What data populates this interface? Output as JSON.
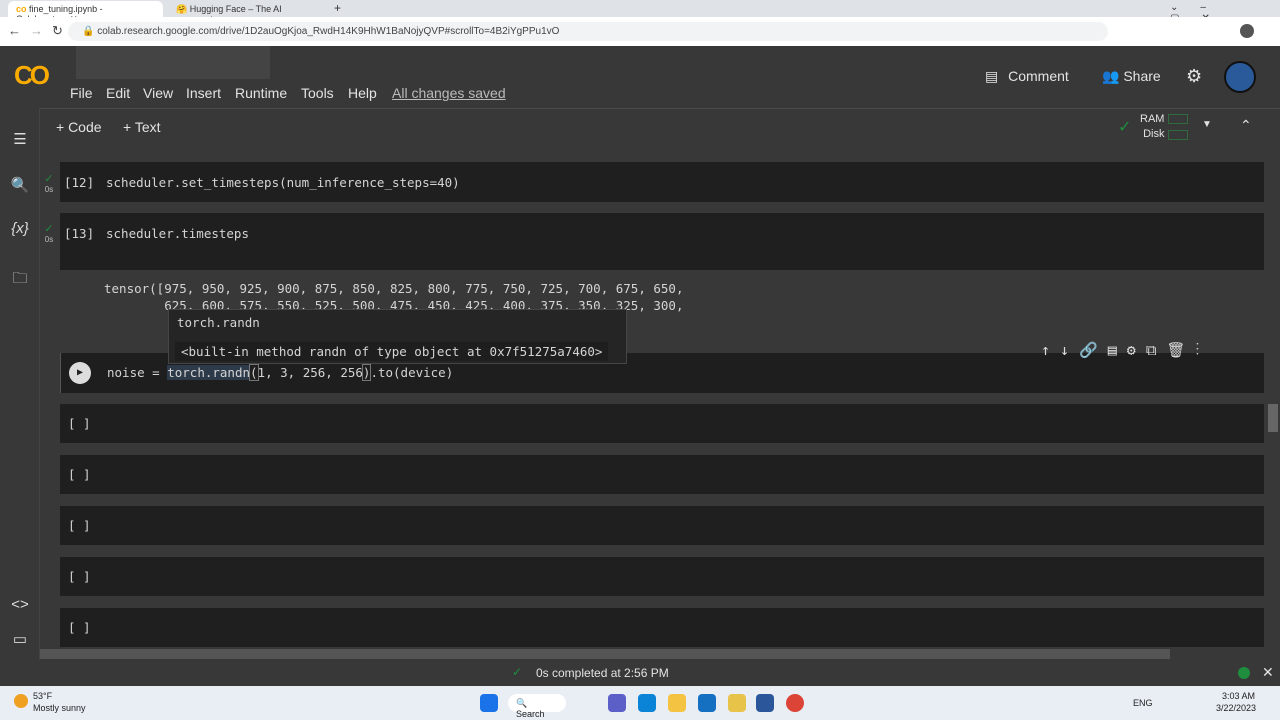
{
  "browser": {
    "tabs": [
      {
        "label": "fine_tuning.ipynb - Colaboratory",
        "active": true
      },
      {
        "label": "Hugging Face – The AI communi",
        "active": false
      }
    ],
    "url": "colab.research.google.com/drive/1D2auOgKjoa_RwdH14K9HhW1BaNojyQVP#scrollTo=4B2iYgPPu1vO"
  },
  "header": {
    "logo": "CO",
    "menu": [
      "File",
      "Edit",
      "View",
      "Insert",
      "Runtime",
      "Tools",
      "Help"
    ],
    "save_status": "All changes saved",
    "comment": "Comment",
    "share": "Share"
  },
  "toolbar": {
    "add_code": "+ Code",
    "add_text": "+ Text",
    "ram": "RAM",
    "disk": "Disk"
  },
  "cells": [
    {
      "prompt": "[12]",
      "time": "0s",
      "code": "scheduler.set_timesteps(num_inference_steps=40)"
    },
    {
      "prompt": "[13]",
      "time": "0s",
      "code": "scheduler.timesteps",
      "output": [
        "tensor([975, 950, 925, 900, 875, 850, 825, 800, 775, 750, 725, 700, 675, 650,",
        "        625, 600, 575, 550, 525, 500, 475, 450, 425, 400, 375, 350, 325, 300,"
      ]
    },
    {
      "prompt": "",
      "code_parts": [
        "noise = ",
        "torch.randn",
        "(",
        "1, 3, 256, 256",
        ")",
        ".to(device)"
      ]
    },
    {
      "prompt": "[ ]"
    },
    {
      "prompt": "[ ]"
    },
    {
      "prompt": "[ ]"
    },
    {
      "prompt": "[ ]"
    },
    {
      "prompt": "[ ]"
    }
  ],
  "tooltip": {
    "title": "torch.randn",
    "doc": "<built-in method randn of type object at 0x7f51275a7460>"
  },
  "status": {
    "text": "0s completed at 2:56 PM"
  },
  "taskbar": {
    "weather_temp": "53°F",
    "weather_desc": "Mostly sunny",
    "search": "Search",
    "lang": "ENG",
    "time": "3:03 AM",
    "date": "3/22/2023"
  },
  "colors": {
    "accent": "#f9ab00",
    "check": "#1e8e3e",
    "cell_bg": "#1f1f1f",
    "page_bg": "#383838"
  }
}
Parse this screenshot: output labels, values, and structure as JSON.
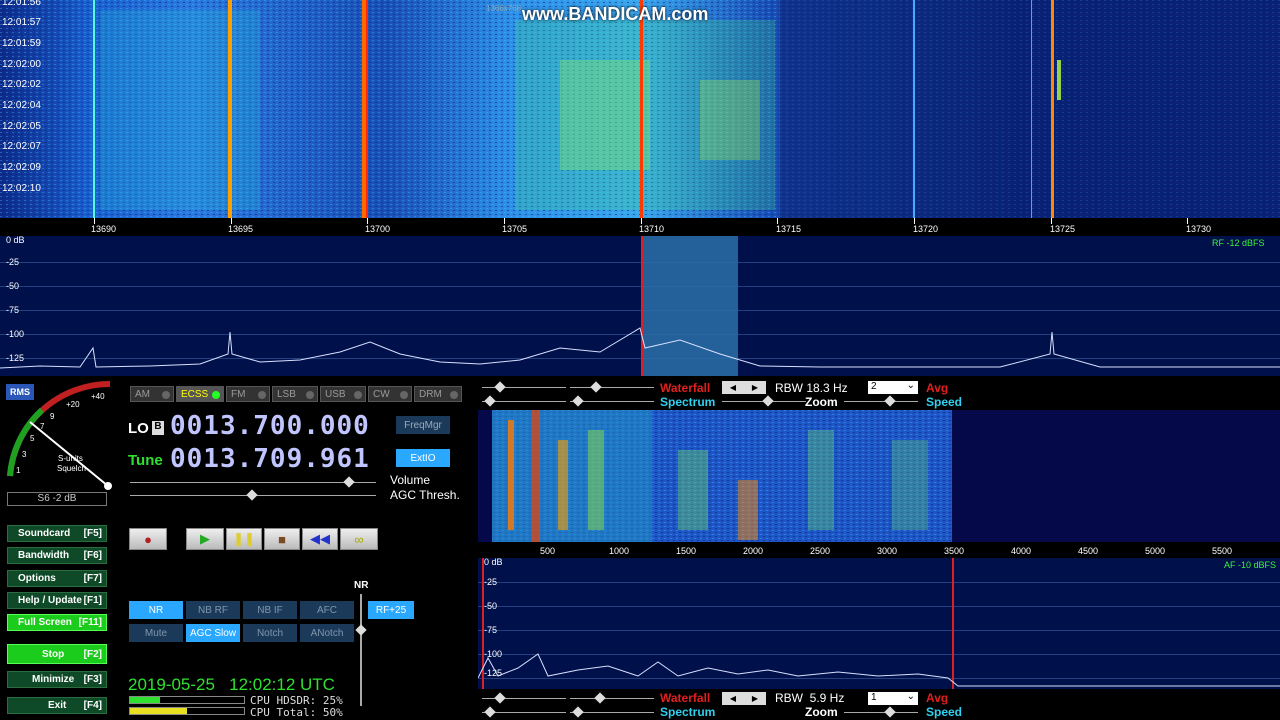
{
  "watermark": {
    "text": "www.BANDICAM.com",
    "sub": "1366x768"
  },
  "waterfall": {
    "timestamps": [
      "12:01:56",
      "12:01:57",
      "12:01:59",
      "12:02:00",
      "12:02:02",
      "12:02:04",
      "12:02:05",
      "12:02:07",
      "12:02:09",
      "12:02:10"
    ]
  },
  "freq_axis": {
    "labels": [
      "13690",
      "13695",
      "13700",
      "13705",
      "13710",
      "13715",
      "13720",
      "13725",
      "13730"
    ]
  },
  "spectrum": {
    "db_labels": [
      "0 dB",
      "-25",
      "-50",
      "-75",
      "-100",
      "-125"
    ],
    "rf_level": "RF -12 dBFS"
  },
  "smeter": {
    "badge": "RMS",
    "reading": "S6 -2 dB",
    "label1": "S-units",
    "label2": "Squelch",
    "scale": [
      "+40",
      "+20",
      "9",
      "7",
      "5",
      "3",
      "1"
    ]
  },
  "modes": [
    {
      "label": "AM",
      "active": false
    },
    {
      "label": "ECSS",
      "active": true
    },
    {
      "label": "FM",
      "active": false
    },
    {
      "label": "LSB",
      "active": false
    },
    {
      "label": "USB",
      "active": false
    },
    {
      "label": "CW",
      "active": false
    },
    {
      "label": "DRM",
      "active": false
    }
  ],
  "lo": {
    "label": "LO",
    "badge": "B",
    "value": "0013.700.000"
  },
  "tune": {
    "label": "Tune",
    "value": "0013.709.961"
  },
  "buttons": {
    "freqmgr": "FreqMgr",
    "extio": "ExtIO",
    "rf25": "RF+25"
  },
  "slider_labels": {
    "volume": "Volume",
    "agc": "AGC Thresh."
  },
  "side_buttons": [
    {
      "label": "Soundcard",
      "key": "[F5]"
    },
    {
      "label": "Bandwidth",
      "key": "[F6]"
    },
    {
      "label": "Options",
      "key": "[F7]"
    },
    {
      "label": "Help / Update",
      "key": "[F1]"
    },
    {
      "label": "Full Screen",
      "key": "[F11]"
    },
    {
      "label": "Stop",
      "key": "[F2]"
    },
    {
      "label": "Minimize",
      "key": "[F3]"
    },
    {
      "label": "Exit",
      "key": "[F4]"
    }
  ],
  "nr_label": "NR",
  "dsp_buttons": [
    "NR",
    "NB RF",
    "NB IF",
    "AFC",
    "Mute",
    "AGC Slow",
    "Notch",
    "ANotch"
  ],
  "status": {
    "datetime": "2019-05-25   12:02:12 UTC",
    "cpu_hdsdr": "CPU HDSDR: 25%",
    "cpu_total": "CPU Total: 50%"
  },
  "rf_controls": {
    "waterfall": "Waterfall",
    "spectrum": "Spectrum",
    "rbw": "RBW 18.3 Hz",
    "zoom": "Zoom",
    "avg_value": "2",
    "avg": "Avg",
    "speed": "Speed"
  },
  "af_controls": {
    "waterfall": "Waterfall",
    "spectrum": "Spectrum",
    "rbw": "RBW  5.9 Hz",
    "zoom": "Zoom",
    "avg_value": "1",
    "avg": "Avg",
    "speed": "Speed"
  },
  "af_axis": {
    "labels": [
      "500",
      "1000",
      "1500",
      "2000",
      "2500",
      "3000",
      "3500",
      "4000",
      "4500",
      "5000",
      "5500"
    ]
  },
  "af_spectrum": {
    "db_labels": [
      "0 dB",
      "-25",
      "-50",
      "-75",
      "-100",
      "-125"
    ],
    "af_level": "AF -10 dBFS"
  },
  "colors": {
    "accent": "#2aa8ff",
    "green_btn": "#1ccc1c",
    "freq_digits": "#c0c4ff",
    "waterfall_red": "#ff3a00",
    "waterfall_bg": "#0a1f6e"
  }
}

● **DIRECTIONS**: Copy every line above word for word and exclude the pictures.

● **EXERCISE SOLUTION**:
What data populates this interface? Output as JSON.
{
  "browser": {
    "tabs": [
      {
        "label": "fine_tuning.ipynb - Colaboratory",
        "active": true
      },
      {
        "label": "Hugging Face – The AI communi",
        "active": false
      }
    ],
    "url": "colab.research.google.com/drive/1D2auOgKjoa_RwdH14K9HhW1BaNojyQVP#scrollTo=4B2iYgPPu1vO"
  },
  "header": {
    "logo": "CO",
    "menu": [
      "File",
      "Edit",
      "View",
      "Insert",
      "Runtime",
      "Tools",
      "Help"
    ],
    "save_status": "All changes saved",
    "comment": "Comment",
    "share": "Share"
  },
  "toolbar": {
    "add_code": "+ Code",
    "add_text": "+ Text",
    "ram": "RAM",
    "disk": "Disk"
  },
  "cells": [
    {
      "prompt": "[12]",
      "time": "0s",
      "code": "scheduler.set_timesteps(num_inference_steps=40)"
    },
    {
      "prompt": "[13]",
      "time": "0s",
      "code": "scheduler.timesteps",
      "output": [
        "tensor([975, 950, 925, 900, 875, 850, 825, 800, 775, 750, 725, 700, 675, 650,",
        "        625, 600, 575, 550, 525, 500, 475, 450, 425, 400, 375, 350, 325, 300,"
      ]
    },
    {
      "prompt": "",
      "code_parts": [
        "noise = ",
        "torch.randn",
        "(",
        "1, 3, 256, 256",
        ")",
        ".to(device)"
      ]
    },
    {
      "prompt": "[ ]"
    },
    {
      "prompt": "[ ]"
    },
    {
      "prompt": "[ ]"
    },
    {
      "prompt": "[ ]"
    },
    {
      "prompt": "[ ]"
    }
  ],
  "tooltip": {
    "title": "torch.randn",
    "doc": "<built-in method randn of type object at 0x7f51275a7460>"
  },
  "status": {
    "text": "0s completed at 2:56 PM"
  },
  "taskbar": {
    "weather_temp": "53°F",
    "weather_desc": "Mostly sunny",
    "search": "Search",
    "lang": "ENG",
    "time": "3:03 AM",
    "date": "3/22/2023"
  },
  "colors": {
    "accent": "#f9ab00",
    "check": "#1e8e3e",
    "cell_bg": "#1f1f1f",
    "page_bg": "#383838"
  }
}
Parse this screenshot: output labels, values, and structure as JSON.
{
  "watermark": {
    "text": "www.BANDICAM.com",
    "sub": "1366x768"
  },
  "waterfall": {
    "timestamps": [
      "12:01:56",
      "12:01:57",
      "12:01:59",
      "12:02:00",
      "12:02:02",
      "12:02:04",
      "12:02:05",
      "12:02:07",
      "12:02:09",
      "12:02:10"
    ]
  },
  "freq_axis": {
    "labels": [
      "13690",
      "13695",
      "13700",
      "13705",
      "13710",
      "13715",
      "13720",
      "13725",
      "13730"
    ]
  },
  "spectrum": {
    "db_labels": [
      "0 dB",
      "-25",
      "-50",
      "-75",
      "-100",
      "-125"
    ],
    "rf_level": "RF -12 dBFS"
  },
  "smeter": {
    "badge": "RMS",
    "reading": "S6 -2 dB",
    "label1": "S-units",
    "label2": "Squelch",
    "scale": [
      "+40",
      "+20",
      "9",
      "7",
      "5",
      "3",
      "1"
    ]
  },
  "modes": [
    {
      "label": "AM",
      "active": false
    },
    {
      "label": "ECSS",
      "active": true
    },
    {
      "label": "FM",
      "active": false
    },
    {
      "label": "LSB",
      "active": false
    },
    {
      "label": "USB",
      "active": false
    },
    {
      "label": "CW",
      "active": false
    },
    {
      "label": "DRM",
      "active": false
    }
  ],
  "lo": {
    "label": "LO",
    "badge": "B",
    "value": "0013.700.000"
  },
  "tune": {
    "label": "Tune",
    "value": "0013.709.961"
  },
  "buttons": {
    "freqmgr": "FreqMgr",
    "extio": "ExtIO",
    "rf25": "RF+25"
  },
  "slider_labels": {
    "volume": "Volume",
    "agc": "AGC Thresh."
  },
  "side_buttons": [
    {
      "label": "Soundcard",
      "key": "[F5]"
    },
    {
      "label": "Bandwidth",
      "key": "[F6]"
    },
    {
      "label": "Options",
      "key": "[F7]"
    },
    {
      "label": "Help / Update",
      "key": "[F1]"
    },
    {
      "label": "Full Screen",
      "key": "[F11]"
    },
    {
      "label": "Stop",
      "key": "[F2]"
    },
    {
      "label": "Minimize",
      "key": "[F3]"
    },
    {
      "label": "Exit",
      "key": "[F4]"
    }
  ],
  "nr_label": "NR",
  "dsp_buttons": [
    "NR",
    "NB RF",
    "NB IF",
    "AFC",
    "Mute",
    "AGC Slow",
    "Notch",
    "ANotch"
  ],
  "status": {
    "datetime": "2019-05-25   12:02:12 UTC",
    "cpu_hdsdr": "CPU HDSDR: 25%",
    "cpu_total": "CPU Total: 50%"
  },
  "rf_controls": {
    "waterfall": "Waterfall",
    "spectrum": "Spectrum",
    "rbw": "RBW 18.3 Hz",
    "zoom": "Zoom",
    "avg_value": "2",
    "avg": "Avg",
    "speed": "Speed"
  },
  "af_controls": {
    "waterfall": "Waterfall",
    "spectrum": "Spectrum",
    "rbw": "RBW  5.9 Hz",
    "zoom": "Zoom",
    "avg_value": "1",
    "avg": "Avg",
    "speed": "Speed"
  },
  "af_axis": {
    "labels": [
      "500",
      "1000",
      "1500",
      "2000",
      "2500",
      "3000",
      "3500",
      "4000",
      "4500",
      "5000",
      "5500"
    ]
  },
  "af_spectrum": {
    "db_labels": [
      "0 dB",
      "-25",
      "-50",
      "-75",
      "-100",
      "-125"
    ],
    "af_level": "AF -10 dBFS"
  },
  "colors": {
    "accent": "#2aa8ff",
    "green_btn": "#1ccc1c",
    "freq_digits": "#c0c4ff",
    "waterfall_red": "#ff3a00",
    "waterfall_bg": "#0a1f6e"
  }
}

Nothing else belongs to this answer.